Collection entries
========

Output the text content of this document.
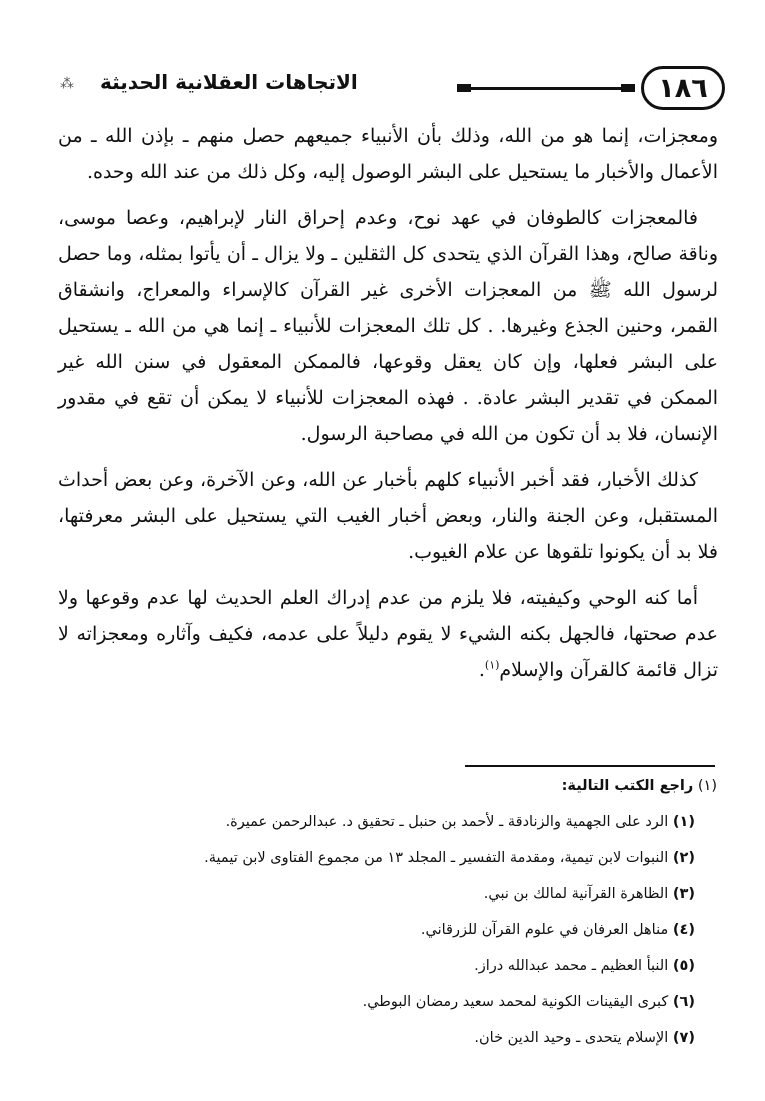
١٨٦
الاتجاهات العقلانية الحديثة
⁂

ومعجزات، إنما هو من الله، وذلك بأن الأنبياء جميعهم حصل منهم ـ بإذن الله ـ من الأعمال والأخبار ما يستحيل على البشر الوصول إليه، وكل ذلك من عند الله وحده.

فالمعجزات كالطوفان في عهد نوح، وعدم إحراق النار لإبراهيم، وعصا موسى، وناقة صالح، وهذا القرآن الذي يتحدى كل الثقلين ـ ولا يزال ـ أن يأتوا بمثله، وما حصل لرسول الله ﷺ من المعجزات الأخرى غير القرآن كالإسراء والمعراج، وانشقاق القمر، وحنين الجذع وغيرها. . كل تلك المعجزات للأنبياء ـ إنما هي من الله ـ يستحيل على البشر فعلها، وإن كان يعقل وقوعها، فالممكن المعقول في سنن الله غير الممكن في تقدير البشر عادة. . فهذه المعجزات للأنبياء لا يمكن أن تقع في مقدور الإنسان، فلا بد أن تكون من الله في مصاحبة الرسول.

كذلك الأخبار، فقد أخبر الأنبياء كلهم بأخبار عن الله، وعن الآخرة، وعن بعض أحداث المستقبل، وعن الجنة والنار، وبعض أخبار الغيب التي يستحيل على البشر معرفتها، فلا بد أن يكونوا تلقوها عن علام الغيوب.

أما كنه الوحي وكيفيته، فلا يلزم من عدم إدراك العلم الحديث لها عدم وقوعها ولا عدم صحتها، فالجهل بكنه الشيء لا يقوم دليلاً على عدمه، فكيف وآثاره ومعجزاته لا تزال قائمة كالقرآن والإسلام$^{(١)}$.

(١) راجع الكتب التالية:
(١) الرد على الجهمية والزنادقة ـ لأحمد بن حنبل ـ تحقيق د. عبدالرحمن عميرة.
(٢) النبوات لابن تيمية، ومقدمة التفسير ـ المجلد ١٣ من مجموع الفتاوى لابن تيمية.
(٣) الظاهرة القرآنية لمالك بن نبي.
(٤) مناهل العرفان في علوم القرآن للزرقاني.
(٥) النبأ العظيم ـ محمد عبدالله دراز.
(٦) كبرى اليقينات الكونية لمحمد سعيد رمضان البوطي.
(٧) الإسلام يتحدى ـ وحيد الدين خان.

========

* _PROBLEM_
From the data above, write out everything exactly except the pictures.

* _ANSWER FOR THIS EXERCISE_
Output the text content of this document.
١٨٦
الاتجاهات العقلانية الحديثة
⁂

ومعجزات، إنما هو من الله، وذلك بأن الأنبياء جميعهم حصل منهم ـ بإذن الله ـ من الأعمال والأخبار ما يستحيل على البشر الوصول إليه، وكل ذلك من عند الله وحده.

فالمعجزات كالطوفان في عهد نوح، وعدم إحراق النار لإبراهيم، وعصا موسى، وناقة صالح، وهذا القرآن الذي يتحدى كل الثقلين ـ ولا يزال ـ أن يأتوا بمثله، وما حصل لرسول الله ﷺ من المعجزات الأخرى غير القرآن كالإسراء والمعراج، وانشقاق القمر، وحنين الجذع وغيرها. . كل تلك المعجزات للأنبياء ـ إنما هي من الله ـ يستحيل على البشر فعلها، وإن كان يعقل وقوعها، فالممكن المعقول في سنن الله غير الممكن في تقدير البشر عادة. . فهذه المعجزات للأنبياء لا يمكن أن تقع في مقدور الإنسان، فلا بد أن تكون من الله في مصاحبة الرسول.

كذلك الأخبار، فقد أخبر الأنبياء كلهم بأخبار عن الله، وعن الآخرة، وعن بعض أحداث المستقبل، وعن الجنة والنار، وبعض أخبار الغيب التي يستحيل على البشر معرفتها، فلا بد أن يكونوا تلقوها عن علام الغيوب.

أما كنه الوحي وكيفيته، فلا يلزم من عدم إدراك العلم الحديث لها عدم وقوعها ولا عدم صحتها، فالجهل بكنه الشيء لا يقوم دليلاً على عدمه، فكيف وآثاره ومعجزاته لا تزال قائمة كالقرآن والإسلام$^{(١)}$.

(١) راجع الكتب التالية:
(١) الرد على الجهمية والزنادقة ـ لأحمد بن حنبل ـ تحقيق د. عبدالرحمن عميرة.
(٢) النبوات لابن تيمية، ومقدمة التفسير ـ المجلد ١٣ من مجموع الفتاوى لابن تيمية.
(٣) الظاهرة القرآنية لمالك بن نبي.
(٤) مناهل العرفان في علوم القرآن للزرقاني.
(٥) النبأ العظيم ـ محمد عبدالله دراز.
(٦) كبرى اليقينات الكونية لمحمد سعيد رمضان البوطي.
(٧) الإسلام يتحدى ـ وحيد الدين خان.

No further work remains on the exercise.